## Stated problem
Each record below is to be copied word for word, with pictures removed.

Begin Raw data

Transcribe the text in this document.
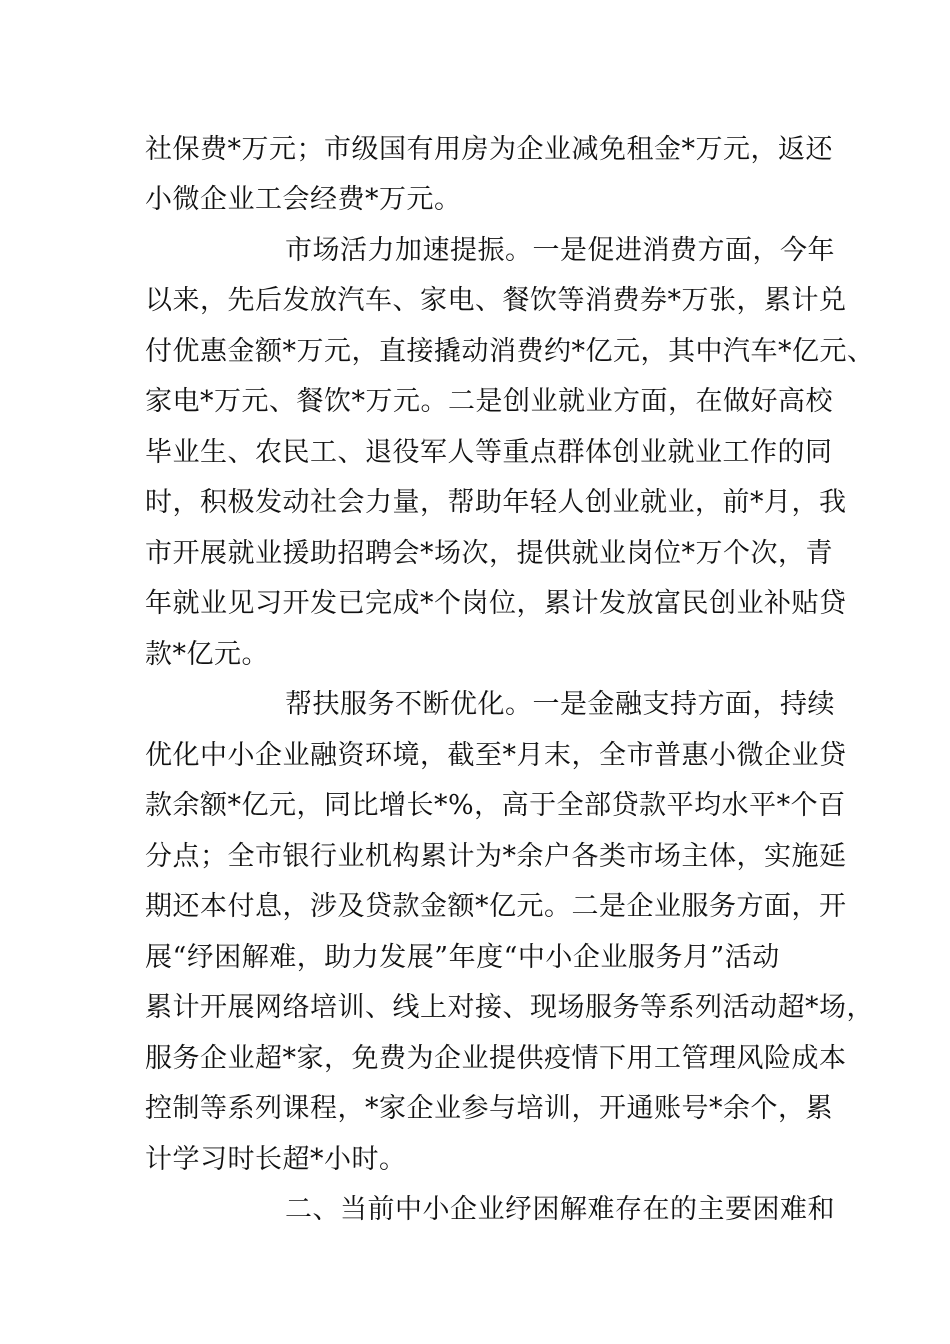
社保费*万元；市级国有用房为企业减免租金*万元，返还
小微企业工会经费*万元。
市场活力加速提振。一是促进消费方面，今年
以来，先后发放汽车、家电、餐饮等消费券*万张，累计兑
付优惠金额*万元，直接撬动消费约*亿元，其中汽车*亿元、
家电*万元、餐饮*万元。二是创业就业方面，在做好高校
毕业生、农民工、退役军人等重点群体创业就业工作的同
时，积极发动社会力量，帮助年轻人创业就业，前*月，我
市开展就业援助招聘会*场次，提供就业岗位*万个次，青
年就业见习开发已完成*个岗位，累计发放富民创业补贴贷
款*亿元。
帮扶服务不断优化。一是金融支持方面，持续
优化中小企业融资环境，截至*月末，全市普惠小微企业贷
款余额*亿元，同比增长*%，高于全部贷款平均水平*个百
分点；全市银行业机构累计为*余户各类市场主体，实施延
期还本付息，涉及贷款金额*亿元。二是企业服务方面，开
展“纾困解难，助力发展”年度“中小企业服务月”活动
累计开展网络培训、线上对接、现场服务等系列活动超*场，
服务企业超*家，免费为企业提供疫情下用工管理风险成本
控制等系列课程，*家企业参与培训，开通账号*余个，累
计学习时长超*小时。
二、当前中小企业纾困解难存在的主要困难和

End Raw data

## Exercise result
Transcribe the text in this document.
社保费*万元；市级国有用房为企业减免租金*万元，返还
小微企业工会经费*万元。
市场活力加速提振。一是促进消费方面，今年
以来，先后发放汽车、家电、餐饮等消费券*万张，累计兑
付优惠金额*万元，直接撬动消费约*亿元，其中汽车*亿元、
家电*万元、餐饮*万元。二是创业就业方面，在做好高校
毕业生、农民工、退役军人等重点群体创业就业工作的同
时，积极发动社会力量，帮助年轻人创业就业，前*月，我
市开展就业援助招聘会*场次，提供就业岗位*万个次，青
年就业见习开发已完成*个岗位，累计发放富民创业补贴贷
款*亿元。
帮扶服务不断优化。一是金融支持方面，持续
优化中小企业融资环境，截至*月末，全市普惠小微企业贷
款余额*亿元，同比增长*%，高于全部贷款平均水平*个百
分点；全市银行业机构累计为*余户各类市场主体，实施延
期还本付息，涉及贷款金额*亿元。二是企业服务方面，开
展“纾困解难，助力发展”年度“中小企业服务月”活动
累计开展网络培训、线上对接、现场服务等系列活动超*场，
服务企业超*家，免费为企业提供疫情下用工管理风险成本
控制等系列课程，*家企业参与培训，开通账号*余个，累
计学习时长超*小时。
二、当前中小企业纾困解难存在的主要困难和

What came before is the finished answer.